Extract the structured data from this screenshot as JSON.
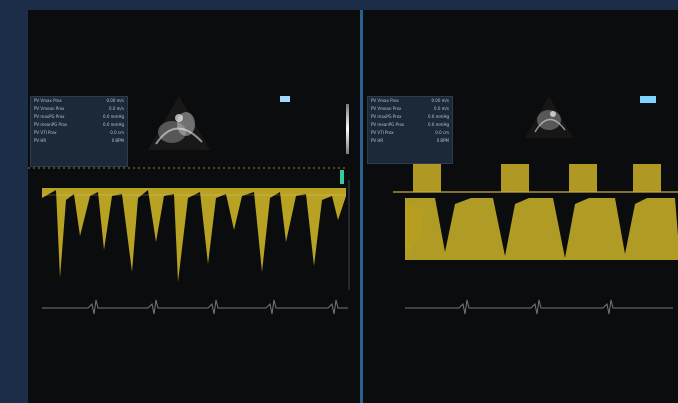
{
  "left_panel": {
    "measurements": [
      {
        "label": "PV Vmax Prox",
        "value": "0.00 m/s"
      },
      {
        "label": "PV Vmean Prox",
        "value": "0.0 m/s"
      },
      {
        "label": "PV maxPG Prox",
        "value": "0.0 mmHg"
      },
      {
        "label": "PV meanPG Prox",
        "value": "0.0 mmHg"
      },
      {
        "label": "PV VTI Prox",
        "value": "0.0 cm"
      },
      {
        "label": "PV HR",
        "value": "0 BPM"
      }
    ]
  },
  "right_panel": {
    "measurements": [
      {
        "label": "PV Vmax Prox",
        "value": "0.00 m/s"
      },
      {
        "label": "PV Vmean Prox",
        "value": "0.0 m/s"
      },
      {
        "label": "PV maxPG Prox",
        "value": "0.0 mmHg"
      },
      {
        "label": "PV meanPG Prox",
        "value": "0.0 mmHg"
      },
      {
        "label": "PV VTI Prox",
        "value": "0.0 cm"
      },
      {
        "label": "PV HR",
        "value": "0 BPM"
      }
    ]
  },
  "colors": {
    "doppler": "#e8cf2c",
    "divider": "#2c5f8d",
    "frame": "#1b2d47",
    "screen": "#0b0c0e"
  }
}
☆ ☆ ☆
Task instructions> Transcribe every entry above exactly. Omit all pictures.

Finished answer>
Extract the structured data from this screenshot as JSON.
{
  "left_panel": {
    "measurements": [
      {
        "label": "PV Vmax Prox",
        "value": "0.00 m/s"
      },
      {
        "label": "PV Vmean Prox",
        "value": "0.0 m/s"
      },
      {
        "label": "PV maxPG Prox",
        "value": "0.0 mmHg"
      },
      {
        "label": "PV meanPG Prox",
        "value": "0.0 mmHg"
      },
      {
        "label": "PV VTI Prox",
        "value": "0.0 cm"
      },
      {
        "label": "PV HR",
        "value": "0 BPM"
      }
    ]
  },
  "right_panel": {
    "measurements": [
      {
        "label": "PV Vmax Prox",
        "value": "0.00 m/s"
      },
      {
        "label": "PV Vmean Prox",
        "value": "0.0 m/s"
      },
      {
        "label": "PV maxPG Prox",
        "value": "0.0 mmHg"
      },
      {
        "label": "PV meanPG Prox",
        "value": "0.0 mmHg"
      },
      {
        "label": "PV VTI Prox",
        "value": "0.0 cm"
      },
      {
        "label": "PV HR",
        "value": "0 BPM"
      }
    ]
  },
  "colors": {
    "doppler": "#e8cf2c",
    "divider": "#2c5f8d",
    "frame": "#1b2d47",
    "screen": "#0b0c0e"
  }
}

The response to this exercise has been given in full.